For the entries that follow, tally the lines holding the string "name". Give the total and nothing else.

______________________________

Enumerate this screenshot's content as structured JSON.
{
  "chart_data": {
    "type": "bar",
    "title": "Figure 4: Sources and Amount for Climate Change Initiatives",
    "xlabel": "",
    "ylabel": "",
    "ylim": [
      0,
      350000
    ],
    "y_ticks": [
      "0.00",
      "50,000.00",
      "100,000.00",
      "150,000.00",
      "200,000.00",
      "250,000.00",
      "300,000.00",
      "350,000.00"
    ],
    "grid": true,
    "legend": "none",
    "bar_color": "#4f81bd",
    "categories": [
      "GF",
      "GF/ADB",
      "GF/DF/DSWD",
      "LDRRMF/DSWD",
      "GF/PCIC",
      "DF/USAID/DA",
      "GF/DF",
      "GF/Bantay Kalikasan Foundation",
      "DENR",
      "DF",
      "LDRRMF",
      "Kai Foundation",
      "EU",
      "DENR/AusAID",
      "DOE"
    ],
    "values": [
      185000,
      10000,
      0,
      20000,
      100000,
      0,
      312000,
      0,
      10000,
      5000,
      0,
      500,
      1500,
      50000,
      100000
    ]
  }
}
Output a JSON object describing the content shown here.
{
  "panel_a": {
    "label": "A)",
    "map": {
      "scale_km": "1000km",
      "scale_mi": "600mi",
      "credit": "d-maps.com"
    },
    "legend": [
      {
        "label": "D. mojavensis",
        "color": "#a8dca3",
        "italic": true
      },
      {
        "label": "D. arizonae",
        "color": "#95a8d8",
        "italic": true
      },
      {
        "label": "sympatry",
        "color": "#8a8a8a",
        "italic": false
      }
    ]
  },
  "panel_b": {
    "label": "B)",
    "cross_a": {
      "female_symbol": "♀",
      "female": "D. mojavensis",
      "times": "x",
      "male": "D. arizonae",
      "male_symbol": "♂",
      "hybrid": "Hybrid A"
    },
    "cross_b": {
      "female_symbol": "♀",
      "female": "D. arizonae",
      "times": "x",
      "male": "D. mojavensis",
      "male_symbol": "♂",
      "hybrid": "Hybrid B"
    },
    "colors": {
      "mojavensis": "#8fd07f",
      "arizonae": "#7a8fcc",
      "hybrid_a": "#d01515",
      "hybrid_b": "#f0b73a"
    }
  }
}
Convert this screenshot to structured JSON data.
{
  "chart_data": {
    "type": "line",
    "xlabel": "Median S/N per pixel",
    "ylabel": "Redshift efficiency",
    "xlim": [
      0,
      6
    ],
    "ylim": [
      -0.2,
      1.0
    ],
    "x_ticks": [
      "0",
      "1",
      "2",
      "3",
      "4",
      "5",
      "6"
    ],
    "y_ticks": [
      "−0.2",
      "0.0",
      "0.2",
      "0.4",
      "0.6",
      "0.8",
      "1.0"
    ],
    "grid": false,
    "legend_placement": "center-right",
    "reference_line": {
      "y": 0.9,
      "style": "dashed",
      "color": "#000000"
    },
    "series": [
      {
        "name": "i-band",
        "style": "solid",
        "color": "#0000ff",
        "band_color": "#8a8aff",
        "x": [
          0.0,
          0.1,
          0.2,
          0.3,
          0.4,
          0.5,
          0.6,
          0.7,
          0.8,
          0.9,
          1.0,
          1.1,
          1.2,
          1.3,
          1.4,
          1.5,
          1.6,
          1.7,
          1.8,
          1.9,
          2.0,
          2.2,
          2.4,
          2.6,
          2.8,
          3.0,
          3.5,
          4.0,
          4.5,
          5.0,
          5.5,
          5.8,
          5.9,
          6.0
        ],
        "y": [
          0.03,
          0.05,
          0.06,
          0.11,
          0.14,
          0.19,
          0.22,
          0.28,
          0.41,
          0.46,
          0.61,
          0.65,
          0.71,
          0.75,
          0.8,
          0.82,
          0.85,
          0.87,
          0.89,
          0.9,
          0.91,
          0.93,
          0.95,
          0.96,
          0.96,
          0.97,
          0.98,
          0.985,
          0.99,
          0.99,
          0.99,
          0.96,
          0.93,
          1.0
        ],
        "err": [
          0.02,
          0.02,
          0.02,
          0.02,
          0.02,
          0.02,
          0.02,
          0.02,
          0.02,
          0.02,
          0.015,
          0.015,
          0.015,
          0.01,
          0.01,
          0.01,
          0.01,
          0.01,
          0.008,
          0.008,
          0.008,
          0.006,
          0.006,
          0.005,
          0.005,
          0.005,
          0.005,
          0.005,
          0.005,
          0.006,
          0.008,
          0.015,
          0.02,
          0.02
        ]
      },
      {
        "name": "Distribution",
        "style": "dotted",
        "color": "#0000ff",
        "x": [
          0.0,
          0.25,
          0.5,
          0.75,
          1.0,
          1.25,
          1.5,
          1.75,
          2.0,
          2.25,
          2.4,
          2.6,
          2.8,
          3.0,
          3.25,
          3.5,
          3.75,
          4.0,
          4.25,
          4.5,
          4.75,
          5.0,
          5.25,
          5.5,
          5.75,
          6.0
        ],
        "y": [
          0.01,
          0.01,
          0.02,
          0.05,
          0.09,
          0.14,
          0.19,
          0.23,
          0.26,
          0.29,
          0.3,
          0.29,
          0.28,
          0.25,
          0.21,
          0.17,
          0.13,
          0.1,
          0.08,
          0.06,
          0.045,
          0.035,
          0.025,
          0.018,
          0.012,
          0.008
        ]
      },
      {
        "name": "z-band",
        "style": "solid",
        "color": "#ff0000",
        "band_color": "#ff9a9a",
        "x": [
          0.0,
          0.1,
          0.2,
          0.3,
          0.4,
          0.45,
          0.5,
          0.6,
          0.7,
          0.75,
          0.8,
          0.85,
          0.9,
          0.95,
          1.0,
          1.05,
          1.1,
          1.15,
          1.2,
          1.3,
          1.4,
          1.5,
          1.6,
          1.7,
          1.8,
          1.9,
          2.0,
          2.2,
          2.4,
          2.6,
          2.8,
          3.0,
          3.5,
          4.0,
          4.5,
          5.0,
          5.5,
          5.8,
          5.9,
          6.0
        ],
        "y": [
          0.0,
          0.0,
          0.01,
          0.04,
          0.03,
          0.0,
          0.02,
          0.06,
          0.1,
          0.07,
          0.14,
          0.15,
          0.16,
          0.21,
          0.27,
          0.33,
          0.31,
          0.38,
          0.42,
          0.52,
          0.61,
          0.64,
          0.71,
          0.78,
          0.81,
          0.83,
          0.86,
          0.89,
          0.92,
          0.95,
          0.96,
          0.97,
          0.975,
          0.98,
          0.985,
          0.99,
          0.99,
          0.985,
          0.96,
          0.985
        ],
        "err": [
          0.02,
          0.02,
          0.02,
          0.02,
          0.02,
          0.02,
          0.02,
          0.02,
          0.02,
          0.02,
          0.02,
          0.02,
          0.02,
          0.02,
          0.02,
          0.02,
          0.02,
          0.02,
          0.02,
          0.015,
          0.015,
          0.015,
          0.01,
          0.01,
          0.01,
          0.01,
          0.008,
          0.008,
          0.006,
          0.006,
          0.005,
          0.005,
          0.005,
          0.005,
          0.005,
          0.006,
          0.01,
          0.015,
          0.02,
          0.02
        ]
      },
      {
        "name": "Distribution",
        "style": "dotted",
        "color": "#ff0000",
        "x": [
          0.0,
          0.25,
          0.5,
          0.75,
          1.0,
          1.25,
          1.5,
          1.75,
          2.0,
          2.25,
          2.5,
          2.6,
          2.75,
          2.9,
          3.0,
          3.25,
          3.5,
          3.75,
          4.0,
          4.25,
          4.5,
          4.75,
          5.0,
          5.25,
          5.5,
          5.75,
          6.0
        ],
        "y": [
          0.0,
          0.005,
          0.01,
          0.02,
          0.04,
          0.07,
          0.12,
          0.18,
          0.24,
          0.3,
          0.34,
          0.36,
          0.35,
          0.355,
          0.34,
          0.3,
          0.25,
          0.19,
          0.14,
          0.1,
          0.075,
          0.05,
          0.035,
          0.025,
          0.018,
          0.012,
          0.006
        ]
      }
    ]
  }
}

______________________________

**Exercise result:** 4